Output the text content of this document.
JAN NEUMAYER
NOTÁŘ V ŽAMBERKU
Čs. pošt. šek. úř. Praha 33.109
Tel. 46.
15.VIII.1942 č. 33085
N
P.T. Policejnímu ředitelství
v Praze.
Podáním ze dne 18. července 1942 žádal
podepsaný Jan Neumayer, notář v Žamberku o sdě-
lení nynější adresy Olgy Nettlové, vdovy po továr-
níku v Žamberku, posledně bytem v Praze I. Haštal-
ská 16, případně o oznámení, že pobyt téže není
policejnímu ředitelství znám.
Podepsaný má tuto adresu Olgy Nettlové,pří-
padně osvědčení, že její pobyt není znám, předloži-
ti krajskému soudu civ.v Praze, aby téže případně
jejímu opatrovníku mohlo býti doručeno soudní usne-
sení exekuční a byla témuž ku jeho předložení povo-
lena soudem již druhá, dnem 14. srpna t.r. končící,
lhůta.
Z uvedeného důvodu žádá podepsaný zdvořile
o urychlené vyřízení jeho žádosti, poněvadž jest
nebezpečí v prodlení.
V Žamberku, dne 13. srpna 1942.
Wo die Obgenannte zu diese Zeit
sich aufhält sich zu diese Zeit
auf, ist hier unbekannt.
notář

☆ ☆ ☆ ☆ ☆

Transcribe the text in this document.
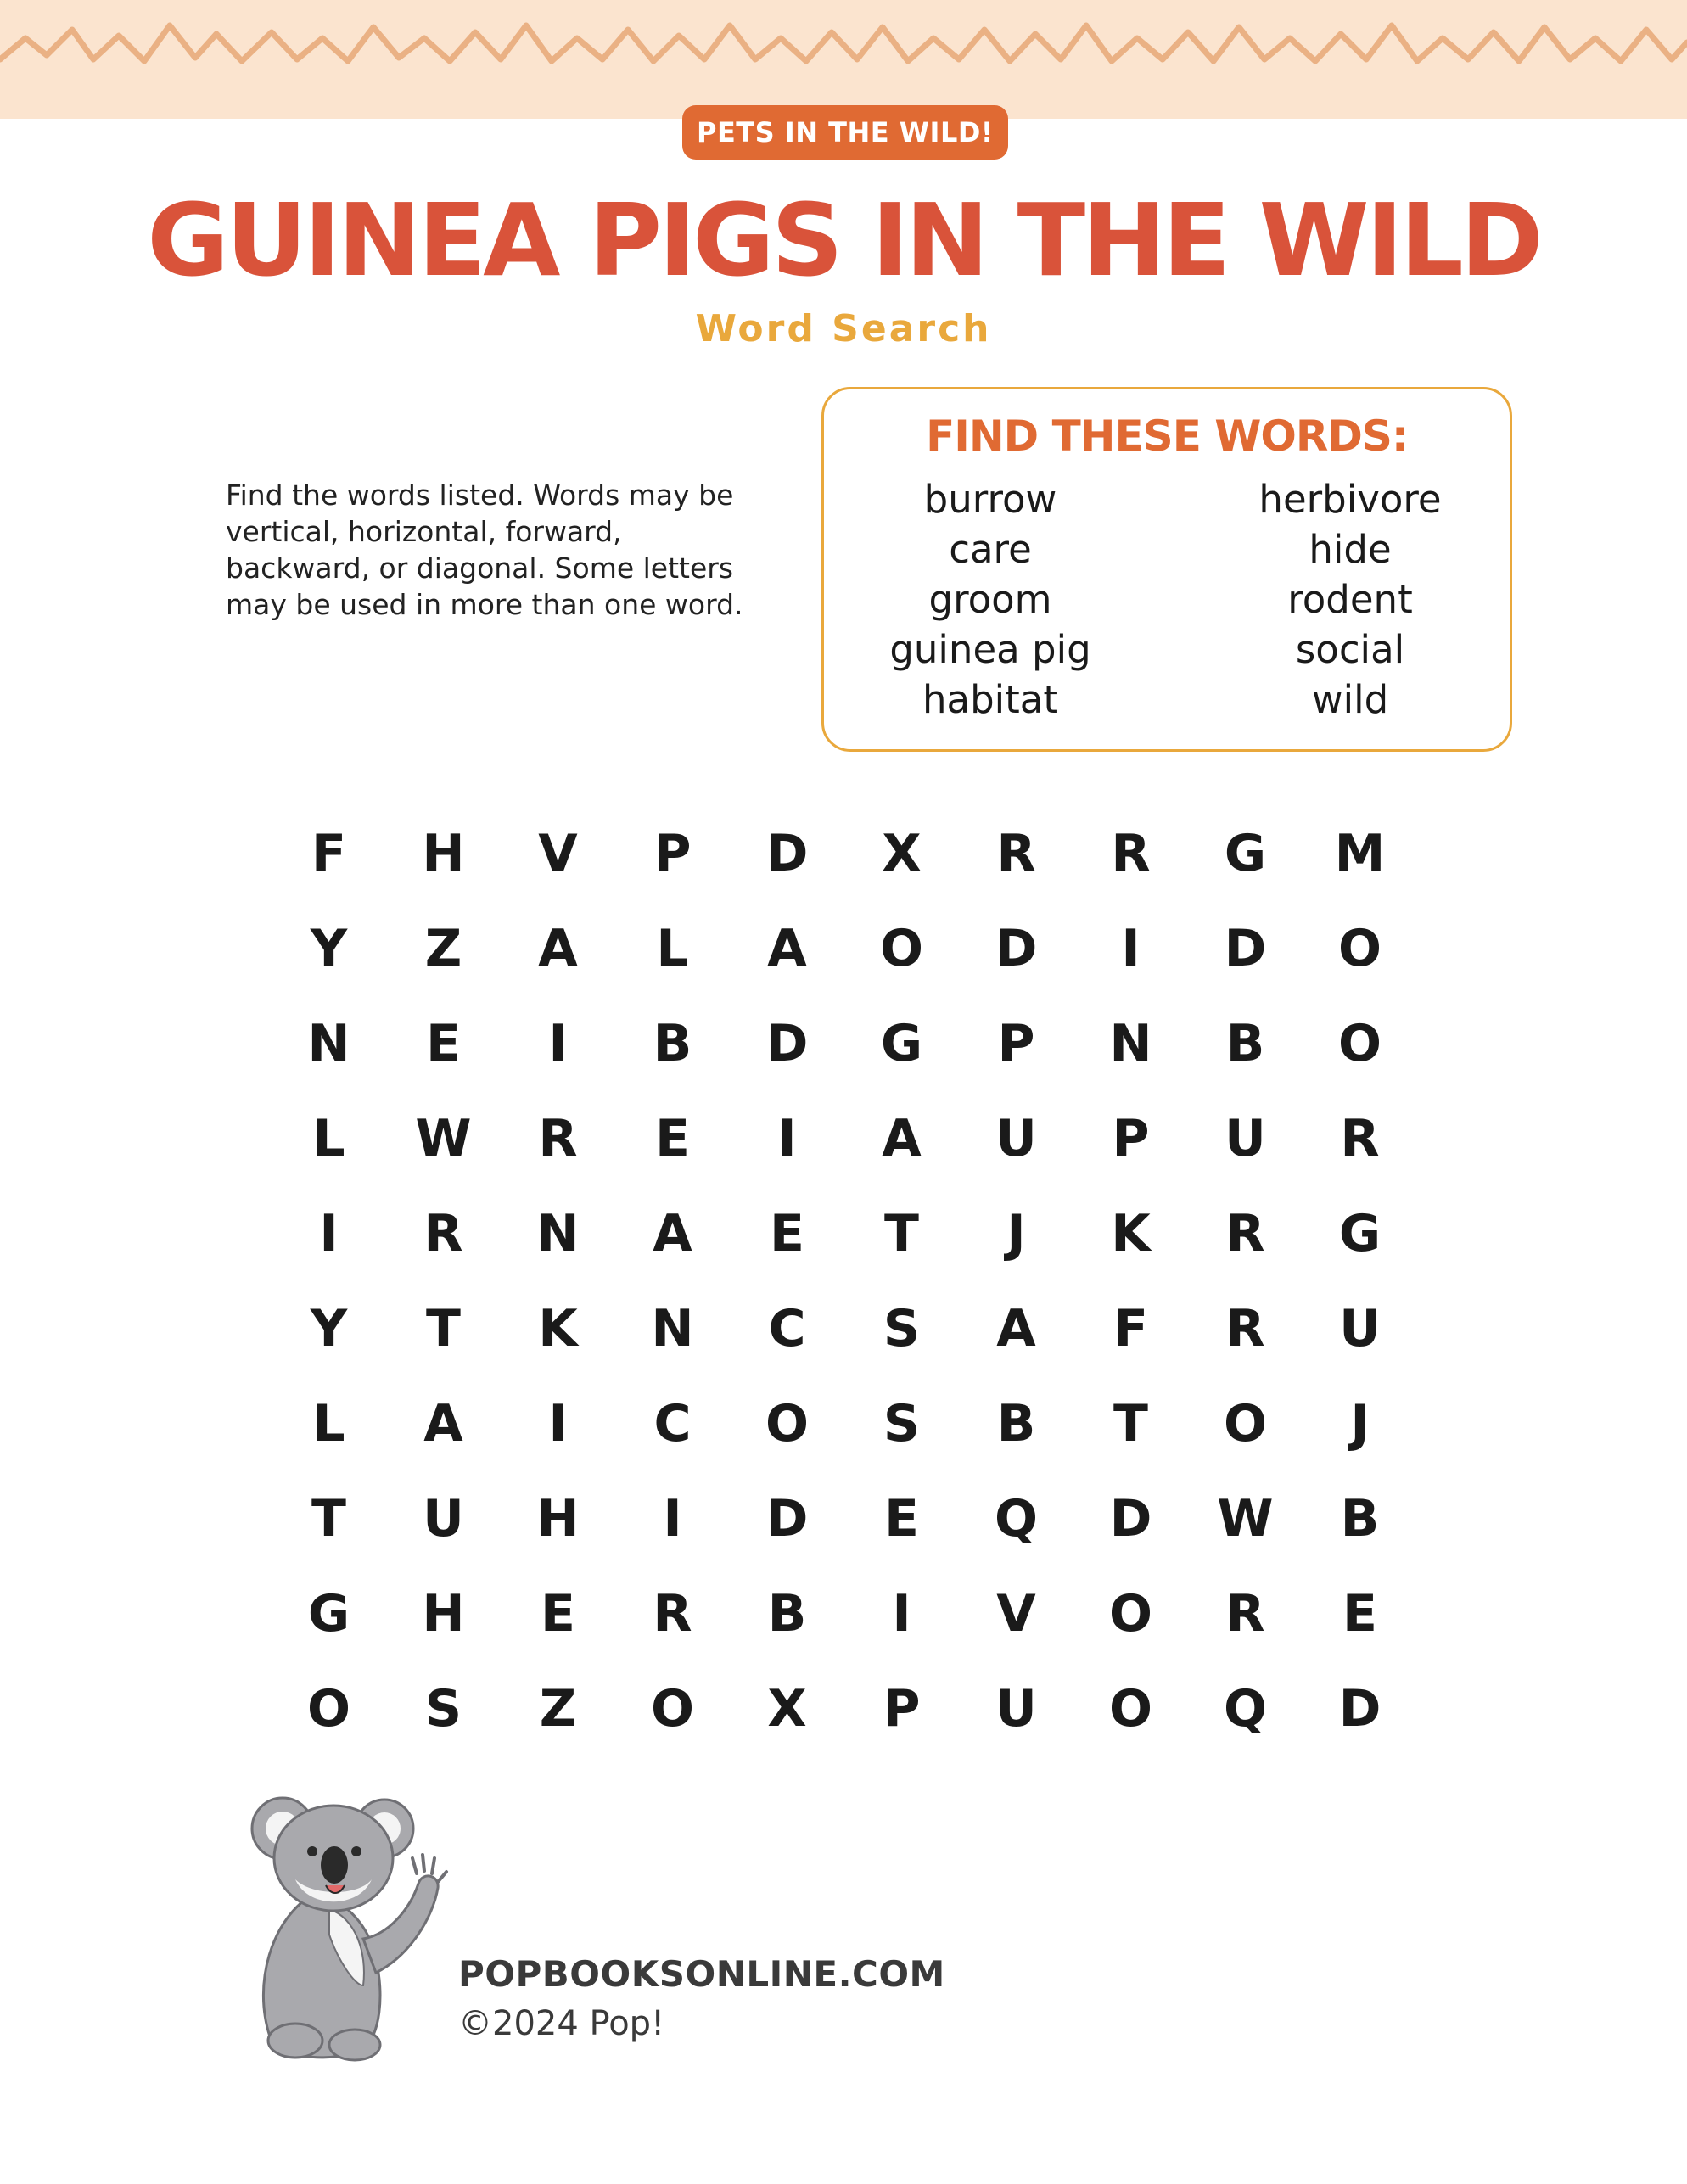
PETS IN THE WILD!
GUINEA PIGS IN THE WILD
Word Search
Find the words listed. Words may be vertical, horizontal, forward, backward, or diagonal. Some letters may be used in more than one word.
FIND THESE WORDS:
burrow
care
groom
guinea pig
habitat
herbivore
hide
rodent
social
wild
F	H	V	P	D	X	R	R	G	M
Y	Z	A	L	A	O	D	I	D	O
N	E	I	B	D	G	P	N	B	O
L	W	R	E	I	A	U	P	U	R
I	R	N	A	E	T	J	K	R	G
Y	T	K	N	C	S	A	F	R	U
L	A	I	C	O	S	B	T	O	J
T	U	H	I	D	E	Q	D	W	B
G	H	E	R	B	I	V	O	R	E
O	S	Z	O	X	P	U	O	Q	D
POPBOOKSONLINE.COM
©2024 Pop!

☆ ☆ ☆ ☆ ☆

_Exercise aim_: Find and copy every line in the entries above where the string "není" occurs.

_Response to the task_:
ská 16, případně o oznámení, že pobyt téže není
padně osvědčení, že její pobyt není znám, předloži-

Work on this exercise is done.